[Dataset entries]
○ ○ ○ ○ ○ ○ ○
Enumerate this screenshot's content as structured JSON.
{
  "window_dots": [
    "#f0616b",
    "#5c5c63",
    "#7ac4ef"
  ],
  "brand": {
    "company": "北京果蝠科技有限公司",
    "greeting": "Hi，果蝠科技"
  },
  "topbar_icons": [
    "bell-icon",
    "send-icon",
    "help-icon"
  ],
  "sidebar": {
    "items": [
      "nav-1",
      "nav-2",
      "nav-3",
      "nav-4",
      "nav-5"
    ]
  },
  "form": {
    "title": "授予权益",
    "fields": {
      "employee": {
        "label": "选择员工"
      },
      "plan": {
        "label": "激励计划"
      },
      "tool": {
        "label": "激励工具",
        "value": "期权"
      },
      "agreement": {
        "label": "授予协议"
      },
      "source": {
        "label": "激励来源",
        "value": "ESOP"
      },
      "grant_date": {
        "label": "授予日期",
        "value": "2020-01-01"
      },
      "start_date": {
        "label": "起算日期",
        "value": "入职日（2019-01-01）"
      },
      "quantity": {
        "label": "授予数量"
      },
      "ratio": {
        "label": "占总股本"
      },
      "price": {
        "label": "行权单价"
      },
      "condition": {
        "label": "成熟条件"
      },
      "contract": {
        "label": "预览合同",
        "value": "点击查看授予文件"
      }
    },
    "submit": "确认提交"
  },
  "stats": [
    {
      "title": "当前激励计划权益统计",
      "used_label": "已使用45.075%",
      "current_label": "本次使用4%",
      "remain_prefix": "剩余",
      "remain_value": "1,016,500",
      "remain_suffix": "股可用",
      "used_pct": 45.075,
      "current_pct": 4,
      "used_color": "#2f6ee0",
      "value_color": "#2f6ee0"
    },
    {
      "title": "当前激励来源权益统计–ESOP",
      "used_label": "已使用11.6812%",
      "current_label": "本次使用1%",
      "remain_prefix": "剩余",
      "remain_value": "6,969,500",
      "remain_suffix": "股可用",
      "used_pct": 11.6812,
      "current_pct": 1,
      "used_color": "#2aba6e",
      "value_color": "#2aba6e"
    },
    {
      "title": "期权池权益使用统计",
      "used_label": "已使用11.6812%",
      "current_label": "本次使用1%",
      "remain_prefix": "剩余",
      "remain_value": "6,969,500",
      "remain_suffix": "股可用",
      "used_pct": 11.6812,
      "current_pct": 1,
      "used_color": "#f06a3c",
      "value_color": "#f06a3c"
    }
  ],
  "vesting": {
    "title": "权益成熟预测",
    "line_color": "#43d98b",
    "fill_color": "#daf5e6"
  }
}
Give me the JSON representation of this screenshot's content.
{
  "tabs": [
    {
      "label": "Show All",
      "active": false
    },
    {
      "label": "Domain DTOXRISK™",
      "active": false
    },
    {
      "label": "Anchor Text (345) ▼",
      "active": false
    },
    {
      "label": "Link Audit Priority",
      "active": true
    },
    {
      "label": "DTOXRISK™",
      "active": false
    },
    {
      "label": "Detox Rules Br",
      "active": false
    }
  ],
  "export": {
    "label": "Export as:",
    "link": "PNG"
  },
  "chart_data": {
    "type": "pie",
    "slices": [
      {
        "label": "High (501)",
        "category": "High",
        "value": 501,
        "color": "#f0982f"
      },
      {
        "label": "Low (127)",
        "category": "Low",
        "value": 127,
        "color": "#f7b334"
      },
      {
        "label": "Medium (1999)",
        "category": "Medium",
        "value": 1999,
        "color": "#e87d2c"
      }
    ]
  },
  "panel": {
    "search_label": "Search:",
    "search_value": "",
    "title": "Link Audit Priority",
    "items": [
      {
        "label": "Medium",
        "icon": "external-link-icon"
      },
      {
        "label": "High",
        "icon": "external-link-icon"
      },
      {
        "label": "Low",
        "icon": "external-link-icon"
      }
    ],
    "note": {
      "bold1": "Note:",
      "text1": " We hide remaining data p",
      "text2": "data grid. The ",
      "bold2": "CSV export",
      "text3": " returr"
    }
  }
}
○ ○ ○ ○ ○ ○ ○
» **SET EXERCISE**: Each entry above is to be set down again in exactly the same words.

» **OUTPUT FOR THIS TASK**:
Enumerate this screenshot's content as structured JSON.
{
  "window_dots": [
    "#f0616b",
    "#5c5c63",
    "#7ac4ef"
  ],
  "brand": {
    "company": "北京果蝠科技有限公司",
    "greeting": "Hi，果蝠科技"
  },
  "topbar_icons": [
    "bell-icon",
    "send-icon",
    "help-icon"
  ],
  "sidebar": {
    "items": [
      "nav-1",
      "nav-2",
      "nav-3",
      "nav-4",
      "nav-5"
    ]
  },
  "form": {
    "title": "授予权益",
    "fields": {
      "employee": {
        "label": "选择员工"
      },
      "plan": {
        "label": "激励计划"
      },
      "tool": {
        "label": "激励工具",
        "value": "期权"
      },
      "agreement": {
        "label": "授予协议"
      },
      "source": {
        "label": "激励来源",
        "value": "ESOP"
      },
      "grant_date": {
        "label": "授予日期",
        "value": "2020-01-01"
      },
      "start_date": {
        "label": "起算日期",
        "value": "入职日（2019-01-01）"
      },
      "quantity": {
        "label": "授予数量"
      },
      "ratio": {
        "label": "占总股本"
      },
      "price": {
        "label": "行权单价"
      },
      "condition": {
        "label": "成熟条件"
      },
      "contract": {
        "label": "预览合同",
        "value": "点击查看授予文件"
      }
    },
    "submit": "确认提交"
  },
  "stats": [
    {
      "title": "当前激励计划权益统计",
      "used_label": "已使用45.075%",
      "current_label": "本次使用4%",
      "remain_prefix": "剩余",
      "remain_value": "1,016,500",
      "remain_suffix": "股可用",
      "used_pct": 45.075,
      "current_pct": 4,
      "used_color": "#2f6ee0",
      "value_color": "#2f6ee0"
    },
    {
      "title": "当前激励来源权益统计–ESOP",
      "used_label": "已使用11.6812%",
      "current_label": "本次使用1%",
      "remain_prefix": "剩余",
      "remain_value": "6,969,500",
      "remain_suffix": "股可用",
      "used_pct": 11.6812,
      "current_pct": 1,
      "used_color": "#2aba6e",
      "value_color": "#2aba6e"
    },
    {
      "title": "期权池权益使用统计",
      "used_label": "已使用11.6812%",
      "current_label": "本次使用1%",
      "remain_prefix": "剩余",
      "remain_value": "6,969,500",
      "remain_suffix": "股可用",
      "used_pct": 11.6812,
      "current_pct": 1,
      "used_color": "#f06a3c",
      "value_color": "#f06a3c"
    }
  ],
  "vesting": {
    "title": "权益成熟预测",
    "line_color": "#43d98b",
    "fill_color": "#daf5e6"
  }
}
Give me the JSON representation of this screenshot's content.
{
  "tabs": [
    {
      "label": "Show All",
      "active": false
    },
    {
      "label": "Domain DTOXRISK™",
      "active": false
    },
    {
      "label": "Anchor Text (345) ▼",
      "active": false
    },
    {
      "label": "Link Audit Priority",
      "active": true
    },
    {
      "label": "DTOXRISK™",
      "active": false
    },
    {
      "label": "Detox Rules Br",
      "active": false
    }
  ],
  "export": {
    "label": "Export as:",
    "link": "PNG"
  },
  "chart_data": {
    "type": "pie",
    "slices": [
      {
        "label": "High (501)",
        "category": "High",
        "value": 501,
        "color": "#f0982f"
      },
      {
        "label": "Low (127)",
        "category": "Low",
        "value": 127,
        "color": "#f7b334"
      },
      {
        "label": "Medium (1999)",
        "category": "Medium",
        "value": 1999,
        "color": "#e87d2c"
      }
    ]
  },
  "panel": {
    "search_label": "Search:",
    "search_value": "",
    "title": "Link Audit Priority",
    "items": [
      {
        "label": "Medium",
        "icon": "external-link-icon"
      },
      {
        "label": "High",
        "icon": "external-link-icon"
      },
      {
        "label": "Low",
        "icon": "external-link-icon"
      }
    ],
    "note": {
      "bold1": "Note:",
      "text1": " We hide remaining data p",
      "text2": "data grid. The ",
      "bold2": "CSV export",
      "text3": " returr"
    }
  }
}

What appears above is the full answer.